§ What is needed:
Filter the listing and keep only the lines with the word "JSON".

-- START OF Record set --

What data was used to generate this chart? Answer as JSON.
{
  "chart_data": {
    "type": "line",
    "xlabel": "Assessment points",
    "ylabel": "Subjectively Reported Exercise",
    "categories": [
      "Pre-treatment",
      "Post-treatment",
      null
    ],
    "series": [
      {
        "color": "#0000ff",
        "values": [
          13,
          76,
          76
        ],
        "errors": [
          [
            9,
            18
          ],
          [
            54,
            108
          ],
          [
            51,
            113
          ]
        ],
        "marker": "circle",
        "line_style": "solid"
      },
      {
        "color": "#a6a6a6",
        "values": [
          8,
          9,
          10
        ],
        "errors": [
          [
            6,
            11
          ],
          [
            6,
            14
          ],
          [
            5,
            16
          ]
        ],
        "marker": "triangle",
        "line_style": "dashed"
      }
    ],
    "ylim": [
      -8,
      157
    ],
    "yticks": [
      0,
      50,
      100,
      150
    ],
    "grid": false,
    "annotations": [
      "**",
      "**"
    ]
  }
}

-- END OF Record set --
-- START OF Record set --

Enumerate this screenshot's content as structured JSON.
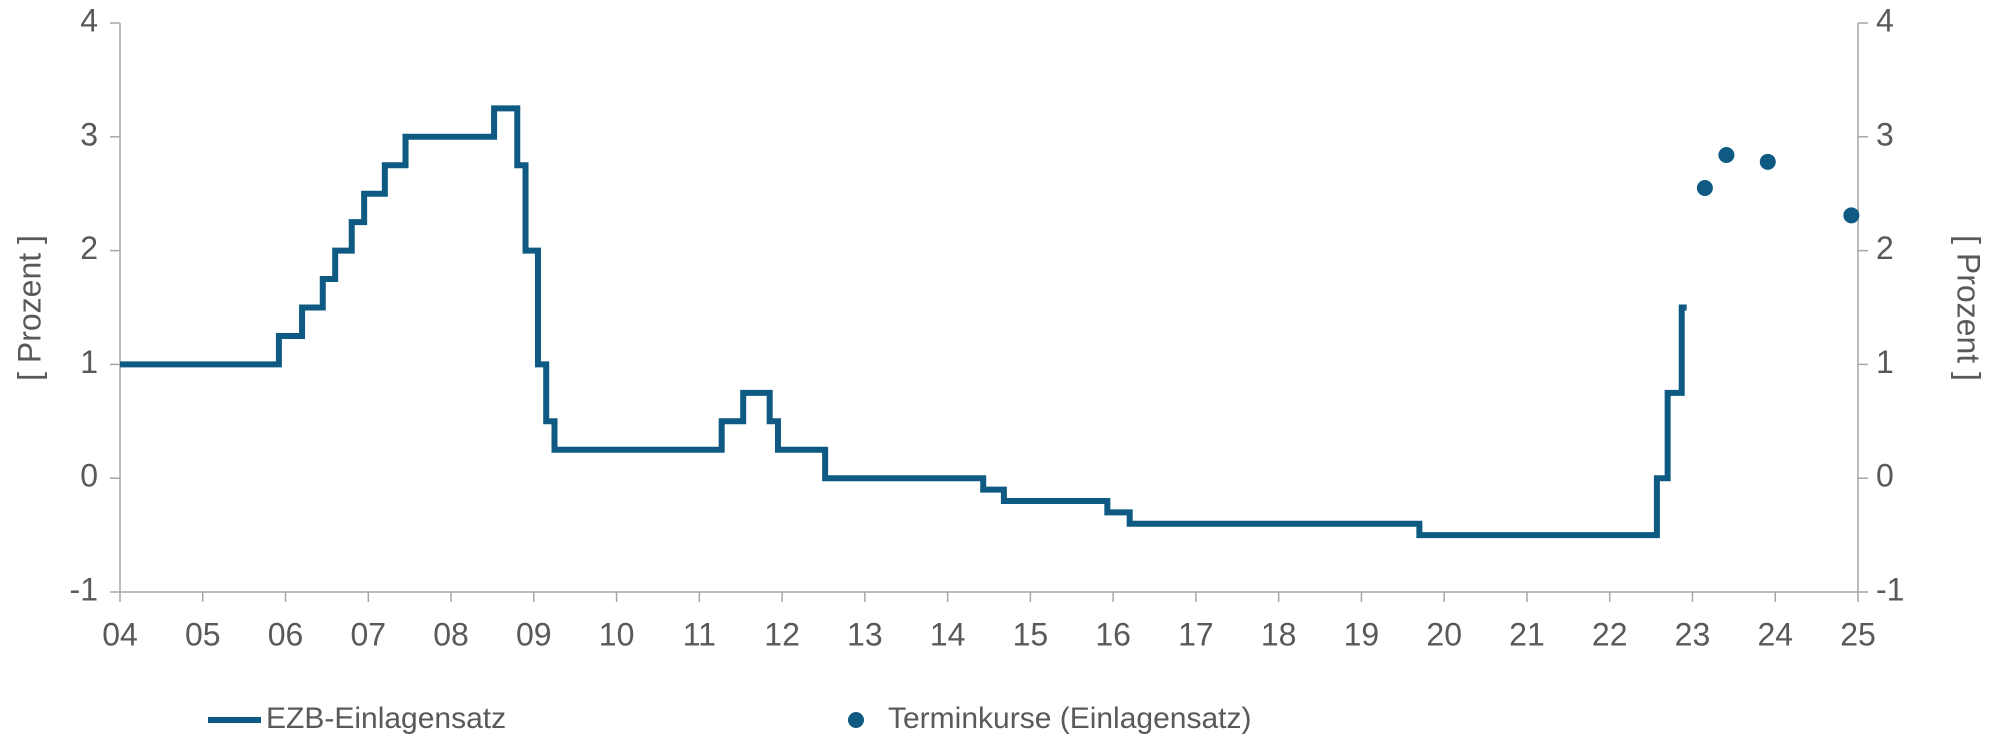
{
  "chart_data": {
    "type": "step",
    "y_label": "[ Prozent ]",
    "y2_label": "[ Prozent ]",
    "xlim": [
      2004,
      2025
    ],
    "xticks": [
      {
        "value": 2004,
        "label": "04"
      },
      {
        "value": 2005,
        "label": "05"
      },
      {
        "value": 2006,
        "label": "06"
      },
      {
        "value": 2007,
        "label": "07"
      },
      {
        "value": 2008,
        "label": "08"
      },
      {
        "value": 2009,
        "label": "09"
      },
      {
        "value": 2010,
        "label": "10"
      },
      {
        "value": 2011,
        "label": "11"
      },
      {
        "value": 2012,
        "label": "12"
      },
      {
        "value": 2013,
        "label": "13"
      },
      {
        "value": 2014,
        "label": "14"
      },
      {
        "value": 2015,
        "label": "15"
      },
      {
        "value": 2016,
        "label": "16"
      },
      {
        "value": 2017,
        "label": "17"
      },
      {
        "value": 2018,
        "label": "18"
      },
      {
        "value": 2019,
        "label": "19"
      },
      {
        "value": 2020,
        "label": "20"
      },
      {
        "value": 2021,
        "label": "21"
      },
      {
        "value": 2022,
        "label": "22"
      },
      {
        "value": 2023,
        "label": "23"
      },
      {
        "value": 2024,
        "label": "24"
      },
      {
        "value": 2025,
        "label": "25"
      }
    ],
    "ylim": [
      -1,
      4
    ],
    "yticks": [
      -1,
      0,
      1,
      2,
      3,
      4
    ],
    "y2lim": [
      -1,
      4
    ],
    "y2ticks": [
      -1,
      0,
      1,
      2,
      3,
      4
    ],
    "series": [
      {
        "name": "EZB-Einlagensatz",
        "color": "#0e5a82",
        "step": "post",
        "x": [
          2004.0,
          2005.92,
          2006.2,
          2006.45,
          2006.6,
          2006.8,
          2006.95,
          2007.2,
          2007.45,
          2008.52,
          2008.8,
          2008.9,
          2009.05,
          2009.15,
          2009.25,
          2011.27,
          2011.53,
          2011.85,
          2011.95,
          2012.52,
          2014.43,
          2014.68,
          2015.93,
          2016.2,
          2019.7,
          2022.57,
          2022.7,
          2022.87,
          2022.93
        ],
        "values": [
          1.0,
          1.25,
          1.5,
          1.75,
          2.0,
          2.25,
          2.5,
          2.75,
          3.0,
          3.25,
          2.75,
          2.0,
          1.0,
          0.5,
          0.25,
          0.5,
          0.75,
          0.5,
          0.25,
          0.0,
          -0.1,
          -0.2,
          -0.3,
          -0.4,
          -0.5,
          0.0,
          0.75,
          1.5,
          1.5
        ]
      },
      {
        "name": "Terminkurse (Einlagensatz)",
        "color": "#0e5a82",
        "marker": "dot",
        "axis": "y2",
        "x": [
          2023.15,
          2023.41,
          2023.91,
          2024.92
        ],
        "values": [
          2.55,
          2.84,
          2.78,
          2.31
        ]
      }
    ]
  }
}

-- END OF Record set --
-- START OF Record set --

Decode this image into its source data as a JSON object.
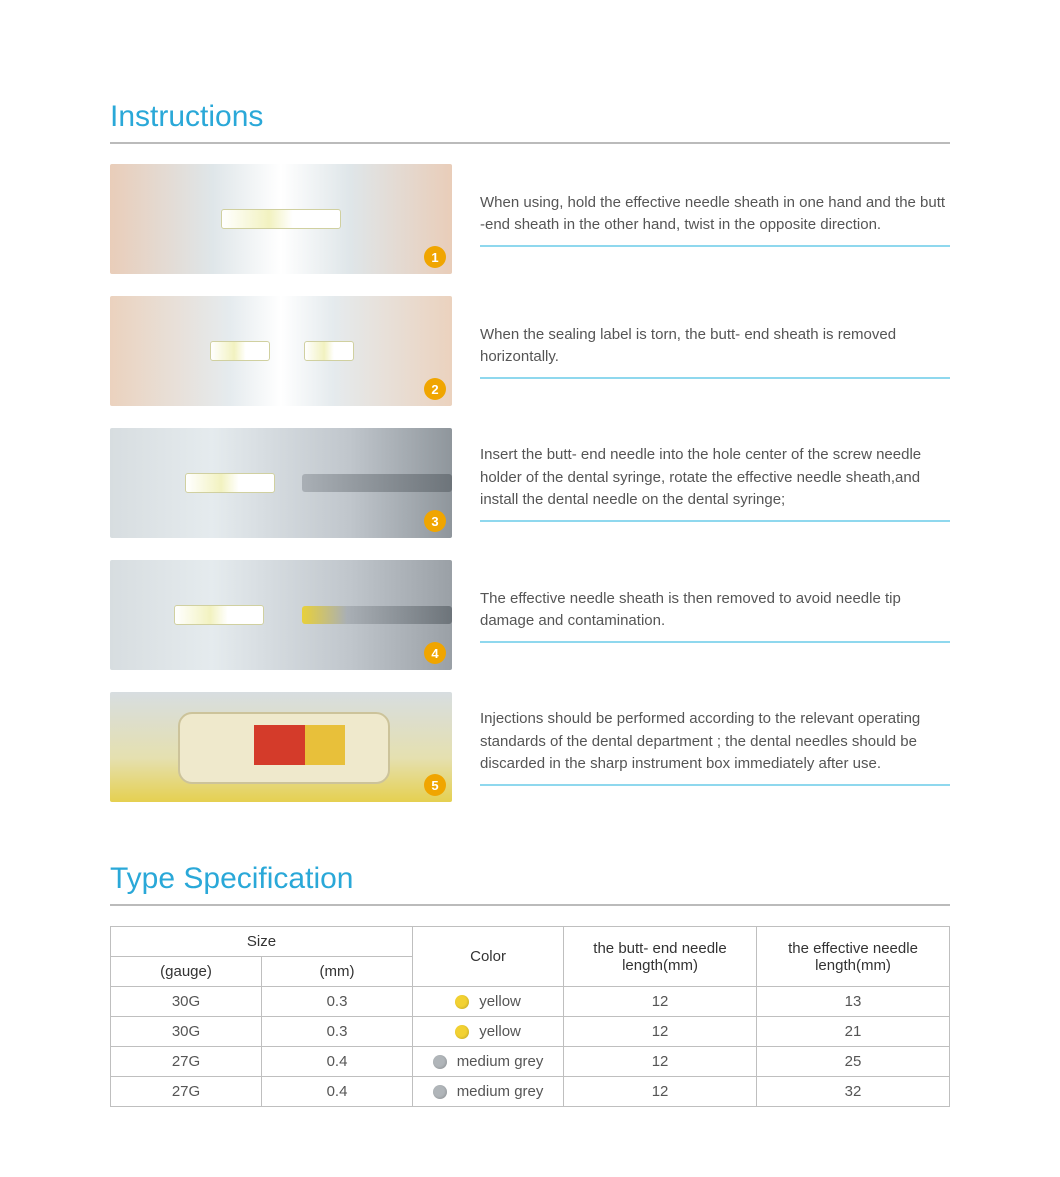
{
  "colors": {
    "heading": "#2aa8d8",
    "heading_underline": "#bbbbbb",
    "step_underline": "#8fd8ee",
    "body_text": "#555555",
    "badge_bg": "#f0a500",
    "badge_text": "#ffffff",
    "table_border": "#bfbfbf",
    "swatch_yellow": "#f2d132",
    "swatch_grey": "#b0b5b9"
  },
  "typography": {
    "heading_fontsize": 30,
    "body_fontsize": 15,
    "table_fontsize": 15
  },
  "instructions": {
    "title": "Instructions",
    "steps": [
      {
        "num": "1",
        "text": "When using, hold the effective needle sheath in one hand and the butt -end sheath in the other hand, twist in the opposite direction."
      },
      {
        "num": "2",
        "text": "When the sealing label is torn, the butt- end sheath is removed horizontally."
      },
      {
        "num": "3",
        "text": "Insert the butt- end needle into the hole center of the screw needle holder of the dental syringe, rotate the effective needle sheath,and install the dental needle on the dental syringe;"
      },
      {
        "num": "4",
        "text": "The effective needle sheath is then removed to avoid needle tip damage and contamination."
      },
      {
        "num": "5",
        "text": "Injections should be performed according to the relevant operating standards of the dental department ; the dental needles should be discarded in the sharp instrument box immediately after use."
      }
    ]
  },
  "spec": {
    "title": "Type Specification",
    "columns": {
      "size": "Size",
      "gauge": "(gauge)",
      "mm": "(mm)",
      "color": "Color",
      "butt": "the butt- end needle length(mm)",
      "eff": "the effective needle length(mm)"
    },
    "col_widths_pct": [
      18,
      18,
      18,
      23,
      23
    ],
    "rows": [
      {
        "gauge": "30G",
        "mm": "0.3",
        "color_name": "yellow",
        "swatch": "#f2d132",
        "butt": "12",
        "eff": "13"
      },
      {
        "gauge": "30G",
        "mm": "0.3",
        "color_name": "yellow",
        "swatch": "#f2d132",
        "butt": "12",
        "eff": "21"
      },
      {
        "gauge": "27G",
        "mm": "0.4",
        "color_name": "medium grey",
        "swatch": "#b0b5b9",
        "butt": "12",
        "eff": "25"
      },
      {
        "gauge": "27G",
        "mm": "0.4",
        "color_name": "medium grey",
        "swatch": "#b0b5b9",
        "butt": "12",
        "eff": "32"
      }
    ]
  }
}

-- END OF Record set --

§ Response below:
What data was used to generate this chart? Answer as JSON.
Enumerate this screenshot's content as structured JSON.
Decode this image into its source data as a JSON object.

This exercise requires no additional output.